The exercise
Check each line of the listing for the string "Diversified", then state how many lines have it. Only the number is wanted.

^^^^^^^^^^^^^^^^

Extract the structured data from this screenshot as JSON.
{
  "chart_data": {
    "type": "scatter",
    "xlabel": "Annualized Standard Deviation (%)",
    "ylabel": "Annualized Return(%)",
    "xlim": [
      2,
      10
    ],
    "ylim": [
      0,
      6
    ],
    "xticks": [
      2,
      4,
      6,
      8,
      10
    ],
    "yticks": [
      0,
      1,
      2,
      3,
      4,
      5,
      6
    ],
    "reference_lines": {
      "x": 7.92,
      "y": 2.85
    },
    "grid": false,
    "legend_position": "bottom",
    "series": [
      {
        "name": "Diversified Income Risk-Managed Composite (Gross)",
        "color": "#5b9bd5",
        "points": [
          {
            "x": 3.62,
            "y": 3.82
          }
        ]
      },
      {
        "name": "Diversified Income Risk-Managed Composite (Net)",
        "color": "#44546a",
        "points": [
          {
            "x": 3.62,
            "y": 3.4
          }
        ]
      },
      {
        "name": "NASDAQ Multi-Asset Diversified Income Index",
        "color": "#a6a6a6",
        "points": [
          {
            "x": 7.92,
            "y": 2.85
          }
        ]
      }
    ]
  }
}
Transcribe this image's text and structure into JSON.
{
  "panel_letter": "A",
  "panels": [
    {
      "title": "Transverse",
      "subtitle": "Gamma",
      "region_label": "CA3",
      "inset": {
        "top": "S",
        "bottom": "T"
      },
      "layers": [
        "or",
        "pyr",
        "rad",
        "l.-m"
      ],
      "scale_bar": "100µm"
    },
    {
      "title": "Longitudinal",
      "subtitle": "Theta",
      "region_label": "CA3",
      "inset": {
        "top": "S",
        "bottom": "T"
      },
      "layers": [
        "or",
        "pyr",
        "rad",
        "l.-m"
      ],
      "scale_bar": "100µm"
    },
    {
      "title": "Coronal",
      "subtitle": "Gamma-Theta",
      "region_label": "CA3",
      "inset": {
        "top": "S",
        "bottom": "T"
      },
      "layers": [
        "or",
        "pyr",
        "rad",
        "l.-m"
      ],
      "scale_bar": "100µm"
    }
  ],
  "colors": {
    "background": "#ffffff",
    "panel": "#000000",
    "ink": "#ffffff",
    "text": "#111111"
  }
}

^^^^^^^^^^^^^^^^

Finished exercise
3